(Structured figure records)

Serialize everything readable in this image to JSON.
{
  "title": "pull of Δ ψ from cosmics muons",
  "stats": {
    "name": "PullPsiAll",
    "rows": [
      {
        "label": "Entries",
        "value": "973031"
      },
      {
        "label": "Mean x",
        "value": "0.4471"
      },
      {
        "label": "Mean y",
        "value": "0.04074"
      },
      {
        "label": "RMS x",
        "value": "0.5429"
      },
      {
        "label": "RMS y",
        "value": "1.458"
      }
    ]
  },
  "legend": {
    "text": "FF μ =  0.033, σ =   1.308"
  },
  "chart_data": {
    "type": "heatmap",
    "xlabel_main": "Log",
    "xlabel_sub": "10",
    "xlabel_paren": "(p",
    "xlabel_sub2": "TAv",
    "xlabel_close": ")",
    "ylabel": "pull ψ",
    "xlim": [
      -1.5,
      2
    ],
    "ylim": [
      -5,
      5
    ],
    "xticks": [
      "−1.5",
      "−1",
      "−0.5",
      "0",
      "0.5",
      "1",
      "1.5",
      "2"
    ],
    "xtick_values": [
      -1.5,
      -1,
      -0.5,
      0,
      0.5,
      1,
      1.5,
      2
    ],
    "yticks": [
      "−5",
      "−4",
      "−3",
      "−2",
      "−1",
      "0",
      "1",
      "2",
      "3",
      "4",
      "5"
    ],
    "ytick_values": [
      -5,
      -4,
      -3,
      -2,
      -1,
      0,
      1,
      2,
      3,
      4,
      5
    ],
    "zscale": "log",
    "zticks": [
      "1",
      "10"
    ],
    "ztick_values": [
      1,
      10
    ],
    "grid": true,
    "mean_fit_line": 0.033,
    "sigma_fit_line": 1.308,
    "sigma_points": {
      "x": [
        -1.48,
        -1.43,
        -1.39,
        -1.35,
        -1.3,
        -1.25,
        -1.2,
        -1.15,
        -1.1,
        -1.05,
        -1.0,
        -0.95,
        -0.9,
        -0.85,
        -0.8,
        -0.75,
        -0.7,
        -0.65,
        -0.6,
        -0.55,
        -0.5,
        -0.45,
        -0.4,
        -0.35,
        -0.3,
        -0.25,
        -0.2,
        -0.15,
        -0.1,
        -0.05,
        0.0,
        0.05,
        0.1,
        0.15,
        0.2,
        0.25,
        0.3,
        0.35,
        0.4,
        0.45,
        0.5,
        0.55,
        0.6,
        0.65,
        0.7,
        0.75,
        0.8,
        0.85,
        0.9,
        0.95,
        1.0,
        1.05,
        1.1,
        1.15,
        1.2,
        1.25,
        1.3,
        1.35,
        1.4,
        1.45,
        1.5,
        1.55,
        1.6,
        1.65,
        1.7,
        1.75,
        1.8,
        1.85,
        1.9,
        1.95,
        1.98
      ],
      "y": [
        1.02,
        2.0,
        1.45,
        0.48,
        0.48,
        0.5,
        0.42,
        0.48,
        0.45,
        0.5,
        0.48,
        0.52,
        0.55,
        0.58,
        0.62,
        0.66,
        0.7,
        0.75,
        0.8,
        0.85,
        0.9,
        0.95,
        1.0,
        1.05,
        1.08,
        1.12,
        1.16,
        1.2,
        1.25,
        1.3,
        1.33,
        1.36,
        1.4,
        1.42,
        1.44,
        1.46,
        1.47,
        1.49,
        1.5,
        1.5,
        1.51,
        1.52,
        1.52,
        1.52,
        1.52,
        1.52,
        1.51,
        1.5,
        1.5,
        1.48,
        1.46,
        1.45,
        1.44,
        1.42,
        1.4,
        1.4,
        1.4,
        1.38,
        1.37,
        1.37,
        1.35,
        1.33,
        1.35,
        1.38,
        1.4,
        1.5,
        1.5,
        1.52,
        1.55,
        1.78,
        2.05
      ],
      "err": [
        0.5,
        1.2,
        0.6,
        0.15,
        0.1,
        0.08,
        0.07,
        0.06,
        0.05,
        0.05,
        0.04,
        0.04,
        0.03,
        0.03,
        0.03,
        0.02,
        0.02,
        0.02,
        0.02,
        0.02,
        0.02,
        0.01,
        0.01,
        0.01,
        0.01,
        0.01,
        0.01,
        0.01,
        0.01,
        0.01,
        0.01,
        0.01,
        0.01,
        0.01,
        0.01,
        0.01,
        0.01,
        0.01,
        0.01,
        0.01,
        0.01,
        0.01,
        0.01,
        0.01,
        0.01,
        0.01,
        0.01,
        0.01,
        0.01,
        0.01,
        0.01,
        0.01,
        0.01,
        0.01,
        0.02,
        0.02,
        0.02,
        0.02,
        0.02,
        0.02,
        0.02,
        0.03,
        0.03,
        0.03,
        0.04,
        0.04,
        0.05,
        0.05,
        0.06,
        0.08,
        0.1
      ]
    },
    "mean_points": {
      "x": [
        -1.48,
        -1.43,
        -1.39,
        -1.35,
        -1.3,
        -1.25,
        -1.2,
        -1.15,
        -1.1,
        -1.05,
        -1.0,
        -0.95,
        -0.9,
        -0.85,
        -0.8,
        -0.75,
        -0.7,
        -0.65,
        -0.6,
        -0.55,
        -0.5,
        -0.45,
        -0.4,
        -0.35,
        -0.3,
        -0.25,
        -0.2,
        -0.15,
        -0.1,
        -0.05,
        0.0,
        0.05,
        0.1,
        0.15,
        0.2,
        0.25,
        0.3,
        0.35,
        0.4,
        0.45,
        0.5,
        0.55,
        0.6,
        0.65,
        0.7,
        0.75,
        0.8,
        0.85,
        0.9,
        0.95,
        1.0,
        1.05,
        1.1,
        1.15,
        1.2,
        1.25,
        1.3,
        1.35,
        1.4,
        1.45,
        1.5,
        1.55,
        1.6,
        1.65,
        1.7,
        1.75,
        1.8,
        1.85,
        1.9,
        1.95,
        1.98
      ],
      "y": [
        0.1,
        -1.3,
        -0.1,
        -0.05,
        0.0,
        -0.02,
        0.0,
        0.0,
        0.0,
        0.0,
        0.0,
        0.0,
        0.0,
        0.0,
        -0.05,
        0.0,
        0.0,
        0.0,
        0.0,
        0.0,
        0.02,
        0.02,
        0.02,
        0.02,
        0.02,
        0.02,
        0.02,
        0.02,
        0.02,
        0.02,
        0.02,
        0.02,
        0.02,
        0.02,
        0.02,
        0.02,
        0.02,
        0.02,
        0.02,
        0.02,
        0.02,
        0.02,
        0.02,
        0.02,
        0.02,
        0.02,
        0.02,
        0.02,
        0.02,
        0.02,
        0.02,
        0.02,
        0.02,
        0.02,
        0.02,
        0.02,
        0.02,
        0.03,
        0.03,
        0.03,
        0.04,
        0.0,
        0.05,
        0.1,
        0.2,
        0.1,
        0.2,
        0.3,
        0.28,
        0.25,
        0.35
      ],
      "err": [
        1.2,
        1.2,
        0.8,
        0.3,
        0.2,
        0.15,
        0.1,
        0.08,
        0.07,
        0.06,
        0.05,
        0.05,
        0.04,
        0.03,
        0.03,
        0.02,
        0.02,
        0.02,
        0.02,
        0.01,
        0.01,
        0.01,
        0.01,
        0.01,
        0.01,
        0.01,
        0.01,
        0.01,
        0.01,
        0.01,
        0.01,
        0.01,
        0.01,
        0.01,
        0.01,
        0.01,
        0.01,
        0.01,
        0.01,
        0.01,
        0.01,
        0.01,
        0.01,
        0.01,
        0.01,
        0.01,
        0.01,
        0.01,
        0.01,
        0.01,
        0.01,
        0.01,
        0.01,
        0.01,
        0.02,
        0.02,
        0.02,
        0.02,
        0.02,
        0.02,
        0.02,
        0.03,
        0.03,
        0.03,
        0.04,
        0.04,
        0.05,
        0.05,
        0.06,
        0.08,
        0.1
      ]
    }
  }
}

- _Written task_
From the first line to the last, retype the data exactly.

- _Task answer_
Serialize everything readable in this image to JSON.
{
  "title": "pull of Δ ψ from cosmics muons",
  "stats": {
    "name": "PullPsiAll",
    "rows": [
      {
        "label": "Entries",
        "value": "973031"
      },
      {
        "label": "Mean x",
        "value": "0.4471"
      },
      {
        "label": "Mean y",
        "value": "0.04074"
      },
      {
        "label": "RMS x",
        "value": "0.5429"
      },
      {
        "label": "RMS y",
        "value": "1.458"
      }
    ]
  },
  "legend": {
    "text": "FF μ =  0.033, σ =   1.308"
  },
  "chart_data": {
    "type": "heatmap",
    "xlabel_main": "Log",
    "xlabel_sub": "10",
    "xlabel_paren": "(p",
    "xlabel_sub2": "TAv",
    "xlabel_close": ")",
    "ylabel": "pull ψ",
    "xlim": [
      -1.5,
      2
    ],
    "ylim": [
      -5,
      5
    ],
    "xticks": [
      "−1.5",
      "−1",
      "−0.5",
      "0",
      "0.5",
      "1",
      "1.5",
      "2"
    ],
    "xtick_values": [
      -1.5,
      -1,
      -0.5,
      0,
      0.5,
      1,
      1.5,
      2
    ],
    "yticks": [
      "−5",
      "−4",
      "−3",
      "−2",
      "−1",
      "0",
      "1",
      "2",
      "3",
      "4",
      "5"
    ],
    "ytick_values": [
      -5,
      -4,
      -3,
      -2,
      -1,
      0,
      1,
      2,
      3,
      4,
      5
    ],
    "zscale": "log",
    "zticks": [
      "1",
      "10"
    ],
    "ztick_values": [
      1,
      10
    ],
    "grid": true,
    "mean_fit_line": 0.033,
    "sigma_fit_line": 1.308,
    "sigma_points": {
      "x": [
        -1.48,
        -1.43,
        -1.39,
        -1.35,
        -1.3,
        -1.25,
        -1.2,
        -1.15,
        -1.1,
        -1.05,
        -1.0,
        -0.95,
        -0.9,
        -0.85,
        -0.8,
        -0.75,
        -0.7,
        -0.65,
        -0.6,
        -0.55,
        -0.5,
        -0.45,
        -0.4,
        -0.35,
        -0.3,
        -0.25,
        -0.2,
        -0.15,
        -0.1,
        -0.05,
        0.0,
        0.05,
        0.1,
        0.15,
        0.2,
        0.25,
        0.3,
        0.35,
        0.4,
        0.45,
        0.5,
        0.55,
        0.6,
        0.65,
        0.7,
        0.75,
        0.8,
        0.85,
        0.9,
        0.95,
        1.0,
        1.05,
        1.1,
        1.15,
        1.2,
        1.25,
        1.3,
        1.35,
        1.4,
        1.45,
        1.5,
        1.55,
        1.6,
        1.65,
        1.7,
        1.75,
        1.8,
        1.85,
        1.9,
        1.95,
        1.98
      ],
      "y": [
        1.02,
        2.0,
        1.45,
        0.48,
        0.48,
        0.5,
        0.42,
        0.48,
        0.45,
        0.5,
        0.48,
        0.52,
        0.55,
        0.58,
        0.62,
        0.66,
        0.7,
        0.75,
        0.8,
        0.85,
        0.9,
        0.95,
        1.0,
        1.05,
        1.08,
        1.12,
        1.16,
        1.2,
        1.25,
        1.3,
        1.33,
        1.36,
        1.4,
        1.42,
        1.44,
        1.46,
        1.47,
        1.49,
        1.5,
        1.5,
        1.51,
        1.52,
        1.52,
        1.52,
        1.52,
        1.52,
        1.51,
        1.5,
        1.5,
        1.48,
        1.46,
        1.45,
        1.44,
        1.42,
        1.4,
        1.4,
        1.4,
        1.38,
        1.37,
        1.37,
        1.35,
        1.33,
        1.35,
        1.38,
        1.4,
        1.5,
        1.5,
        1.52,
        1.55,
        1.78,
        2.05
      ],
      "err": [
        0.5,
        1.2,
        0.6,
        0.15,
        0.1,
        0.08,
        0.07,
        0.06,
        0.05,
        0.05,
        0.04,
        0.04,
        0.03,
        0.03,
        0.03,
        0.02,
        0.02,
        0.02,
        0.02,
        0.02,
        0.02,
        0.01,
        0.01,
        0.01,
        0.01,
        0.01,
        0.01,
        0.01,
        0.01,
        0.01,
        0.01,
        0.01,
        0.01,
        0.01,
        0.01,
        0.01,
        0.01,
        0.01,
        0.01,
        0.01,
        0.01,
        0.01,
        0.01,
        0.01,
        0.01,
        0.01,
        0.01,
        0.01,
        0.01,
        0.01,
        0.01,
        0.01,
        0.01,
        0.01,
        0.02,
        0.02,
        0.02,
        0.02,
        0.02,
        0.02,
        0.02,
        0.03,
        0.03,
        0.03,
        0.04,
        0.04,
        0.05,
        0.05,
        0.06,
        0.08,
        0.1
      ]
    },
    "mean_points": {
      "x": [
        -1.48,
        -1.43,
        -1.39,
        -1.35,
        -1.3,
        -1.25,
        -1.2,
        -1.15,
        -1.1,
        -1.05,
        -1.0,
        -0.95,
        -0.9,
        -0.85,
        -0.8,
        -0.75,
        -0.7,
        -0.65,
        -0.6,
        -0.55,
        -0.5,
        -0.45,
        -0.4,
        -0.35,
        -0.3,
        -0.25,
        -0.2,
        -0.15,
        -0.1,
        -0.05,
        0.0,
        0.05,
        0.1,
        0.15,
        0.2,
        0.25,
        0.3,
        0.35,
        0.4,
        0.45,
        0.5,
        0.55,
        0.6,
        0.65,
        0.7,
        0.75,
        0.8,
        0.85,
        0.9,
        0.95,
        1.0,
        1.05,
        1.1,
        1.15,
        1.2,
        1.25,
        1.3,
        1.35,
        1.4,
        1.45,
        1.5,
        1.55,
        1.6,
        1.65,
        1.7,
        1.75,
        1.8,
        1.85,
        1.9,
        1.95,
        1.98
      ],
      "y": [
        0.1,
        -1.3,
        -0.1,
        -0.05,
        0.0,
        -0.02,
        0.0,
        0.0,
        0.0,
        0.0,
        0.0,
        0.0,
        0.0,
        0.0,
        -0.05,
        0.0,
        0.0,
        0.0,
        0.0,
        0.0,
        0.02,
        0.02,
        0.02,
        0.02,
        0.02,
        0.02,
        0.02,
        0.02,
        0.02,
        0.02,
        0.02,
        0.02,
        0.02,
        0.02,
        0.02,
        0.02,
        0.02,
        0.02,
        0.02,
        0.02,
        0.02,
        0.02,
        0.02,
        0.02,
        0.02,
        0.02,
        0.02,
        0.02,
        0.02,
        0.02,
        0.02,
        0.02,
        0.02,
        0.02,
        0.02,
        0.02,
        0.02,
        0.03,
        0.03,
        0.03,
        0.04,
        0.0,
        0.05,
        0.1,
        0.2,
        0.1,
        0.2,
        0.3,
        0.28,
        0.25,
        0.35
      ],
      "err": [
        1.2,
        1.2,
        0.8,
        0.3,
        0.2,
        0.15,
        0.1,
        0.08,
        0.07,
        0.06,
        0.05,
        0.05,
        0.04,
        0.03,
        0.03,
        0.02,
        0.02,
        0.02,
        0.02,
        0.01,
        0.01,
        0.01,
        0.01,
        0.01,
        0.01,
        0.01,
        0.01,
        0.01,
        0.01,
        0.01,
        0.01,
        0.01,
        0.01,
        0.01,
        0.01,
        0.01,
        0.01,
        0.01,
        0.01,
        0.01,
        0.01,
        0.01,
        0.01,
        0.01,
        0.01,
        0.01,
        0.01,
        0.01,
        0.01,
        0.01,
        0.01,
        0.01,
        0.01,
        0.01,
        0.02,
        0.02,
        0.02,
        0.02,
        0.02,
        0.02,
        0.02,
        0.03,
        0.03,
        0.03,
        0.04,
        0.04,
        0.05,
        0.05,
        0.06,
        0.08,
        0.1
      ]
    }
  }
}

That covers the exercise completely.